- What needs to be done: Repeat the whole of the data, keeping every detail the same.

--*--

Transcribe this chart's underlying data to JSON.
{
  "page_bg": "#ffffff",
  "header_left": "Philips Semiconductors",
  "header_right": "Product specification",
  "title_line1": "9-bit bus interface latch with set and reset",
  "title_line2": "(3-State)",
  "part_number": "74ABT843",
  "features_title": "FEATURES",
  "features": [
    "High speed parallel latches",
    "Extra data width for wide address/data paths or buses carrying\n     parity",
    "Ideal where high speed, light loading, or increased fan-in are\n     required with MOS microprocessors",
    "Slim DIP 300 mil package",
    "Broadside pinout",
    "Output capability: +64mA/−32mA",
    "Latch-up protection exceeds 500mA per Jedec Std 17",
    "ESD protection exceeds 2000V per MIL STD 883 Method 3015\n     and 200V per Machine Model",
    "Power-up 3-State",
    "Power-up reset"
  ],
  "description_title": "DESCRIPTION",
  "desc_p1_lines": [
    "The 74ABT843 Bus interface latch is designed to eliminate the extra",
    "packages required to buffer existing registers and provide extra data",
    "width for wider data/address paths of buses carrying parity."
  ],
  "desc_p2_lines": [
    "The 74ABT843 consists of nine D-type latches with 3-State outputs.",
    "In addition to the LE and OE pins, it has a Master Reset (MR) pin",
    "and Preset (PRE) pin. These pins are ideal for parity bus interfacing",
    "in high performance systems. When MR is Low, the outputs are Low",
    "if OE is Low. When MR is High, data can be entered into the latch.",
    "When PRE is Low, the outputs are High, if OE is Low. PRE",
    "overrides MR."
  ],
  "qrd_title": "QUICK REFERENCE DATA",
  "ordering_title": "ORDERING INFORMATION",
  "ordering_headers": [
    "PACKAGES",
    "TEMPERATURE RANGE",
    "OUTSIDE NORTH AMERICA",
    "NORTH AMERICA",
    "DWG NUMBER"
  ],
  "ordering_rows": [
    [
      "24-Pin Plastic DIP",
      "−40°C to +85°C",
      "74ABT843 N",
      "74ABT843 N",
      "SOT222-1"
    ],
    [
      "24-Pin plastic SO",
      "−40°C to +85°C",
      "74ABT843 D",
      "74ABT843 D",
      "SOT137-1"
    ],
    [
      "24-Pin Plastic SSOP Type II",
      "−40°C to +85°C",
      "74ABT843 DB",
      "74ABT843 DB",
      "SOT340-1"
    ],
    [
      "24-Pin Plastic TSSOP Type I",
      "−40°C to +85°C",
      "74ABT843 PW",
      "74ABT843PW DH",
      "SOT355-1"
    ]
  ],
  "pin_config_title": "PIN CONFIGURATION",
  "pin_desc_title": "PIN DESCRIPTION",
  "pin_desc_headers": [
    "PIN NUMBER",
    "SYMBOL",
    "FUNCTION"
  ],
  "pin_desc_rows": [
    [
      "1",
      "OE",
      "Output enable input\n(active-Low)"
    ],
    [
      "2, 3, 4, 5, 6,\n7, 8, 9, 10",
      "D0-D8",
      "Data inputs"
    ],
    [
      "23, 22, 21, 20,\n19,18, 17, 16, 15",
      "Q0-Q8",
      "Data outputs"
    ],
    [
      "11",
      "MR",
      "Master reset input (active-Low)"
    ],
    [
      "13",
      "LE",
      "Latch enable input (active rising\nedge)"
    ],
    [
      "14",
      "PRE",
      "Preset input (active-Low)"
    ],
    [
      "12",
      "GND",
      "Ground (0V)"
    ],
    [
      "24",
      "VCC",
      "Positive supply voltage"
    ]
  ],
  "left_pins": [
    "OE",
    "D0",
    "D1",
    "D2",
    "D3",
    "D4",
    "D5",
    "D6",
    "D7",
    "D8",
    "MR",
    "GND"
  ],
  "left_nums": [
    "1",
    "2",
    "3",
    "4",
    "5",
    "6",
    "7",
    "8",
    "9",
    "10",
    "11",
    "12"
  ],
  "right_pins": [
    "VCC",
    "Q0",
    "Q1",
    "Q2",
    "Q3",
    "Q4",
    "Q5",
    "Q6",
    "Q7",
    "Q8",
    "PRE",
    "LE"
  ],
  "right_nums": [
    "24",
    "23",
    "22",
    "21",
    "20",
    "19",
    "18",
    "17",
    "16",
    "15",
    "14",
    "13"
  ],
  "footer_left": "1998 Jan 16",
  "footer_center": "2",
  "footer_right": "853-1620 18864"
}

--*--

- Response:
Transcribe this chart's underlying data to JSON.
{
  "page_bg": "#ffffff",
  "header_left": "Philips Semiconductors",
  "header_right": "Product specification",
  "title_line1": "9-bit bus interface latch with set and reset",
  "title_line2": "(3-State)",
  "part_number": "74ABT843",
  "features_title": "FEATURES",
  "features": [
    "High speed parallel latches",
    "Extra data width for wide address/data paths or buses carrying\n     parity",
    "Ideal where high speed, light loading, or increased fan-in are\n     required with MOS microprocessors",
    "Slim DIP 300 mil package",
    "Broadside pinout",
    "Output capability: +64mA/−32mA",
    "Latch-up protection exceeds 500mA per Jedec Std 17",
    "ESD protection exceeds 2000V per MIL STD 883 Method 3015\n     and 200V per Machine Model",
    "Power-up 3-State",
    "Power-up reset"
  ],
  "description_title": "DESCRIPTION",
  "desc_p1_lines": [
    "The 74ABT843 Bus interface latch is designed to eliminate the extra",
    "packages required to buffer existing registers and provide extra data",
    "width for wider data/address paths of buses carrying parity."
  ],
  "desc_p2_lines": [
    "The 74ABT843 consists of nine D-type latches with 3-State outputs.",
    "In addition to the LE and OE pins, it has a Master Reset (MR) pin",
    "and Preset (PRE) pin. These pins are ideal for parity bus interfacing",
    "in high performance systems. When MR is Low, the outputs are Low",
    "if OE is Low. When MR is High, data can be entered into the latch.",
    "When PRE is Low, the outputs are High, if OE is Low. PRE",
    "overrides MR."
  ],
  "qrd_title": "QUICK REFERENCE DATA",
  "ordering_title": "ORDERING INFORMATION",
  "ordering_headers": [
    "PACKAGES",
    "TEMPERATURE RANGE",
    "OUTSIDE NORTH AMERICA",
    "NORTH AMERICA",
    "DWG NUMBER"
  ],
  "ordering_rows": [
    [
      "24-Pin Plastic DIP",
      "−40°C to +85°C",
      "74ABT843 N",
      "74ABT843 N",
      "SOT222-1"
    ],
    [
      "24-Pin plastic SO",
      "−40°C to +85°C",
      "74ABT843 D",
      "74ABT843 D",
      "SOT137-1"
    ],
    [
      "24-Pin Plastic SSOP Type II",
      "−40°C to +85°C",
      "74ABT843 DB",
      "74ABT843 DB",
      "SOT340-1"
    ],
    [
      "24-Pin Plastic TSSOP Type I",
      "−40°C to +85°C",
      "74ABT843 PW",
      "74ABT843PW DH",
      "SOT355-1"
    ]
  ],
  "pin_config_title": "PIN CONFIGURATION",
  "pin_desc_title": "PIN DESCRIPTION",
  "pin_desc_headers": [
    "PIN NUMBER",
    "SYMBOL",
    "FUNCTION"
  ],
  "pin_desc_rows": [
    [
      "1",
      "OE",
      "Output enable input\n(active-Low)"
    ],
    [
      "2, 3, 4, 5, 6,\n7, 8, 9, 10",
      "D0-D8",
      "Data inputs"
    ],
    [
      "23, 22, 21, 20,\n19,18, 17, 16, 15",
      "Q0-Q8",
      "Data outputs"
    ],
    [
      "11",
      "MR",
      "Master reset input (active-Low)"
    ],
    [
      "13",
      "LE",
      "Latch enable input (active rising\nedge)"
    ],
    [
      "14",
      "PRE",
      "Preset input (active-Low)"
    ],
    [
      "12",
      "GND",
      "Ground (0V)"
    ],
    [
      "24",
      "VCC",
      "Positive supply voltage"
    ]
  ],
  "left_pins": [
    "OE",
    "D0",
    "D1",
    "D2",
    "D3",
    "D4",
    "D5",
    "D6",
    "D7",
    "D8",
    "MR",
    "GND"
  ],
  "left_nums": [
    "1",
    "2",
    "3",
    "4",
    "5",
    "6",
    "7",
    "8",
    "9",
    "10",
    "11",
    "12"
  ],
  "right_pins": [
    "VCC",
    "Q0",
    "Q1",
    "Q2",
    "Q3",
    "Q4",
    "Q5",
    "Q6",
    "Q7",
    "Q8",
    "PRE",
    "LE"
  ],
  "right_nums": [
    "24",
    "23",
    "22",
    "21",
    "20",
    "19",
    "18",
    "17",
    "16",
    "15",
    "14",
    "13"
  ],
  "footer_left": "1998 Jan 16",
  "footer_center": "2",
  "footer_right": "853-1620 18864"
}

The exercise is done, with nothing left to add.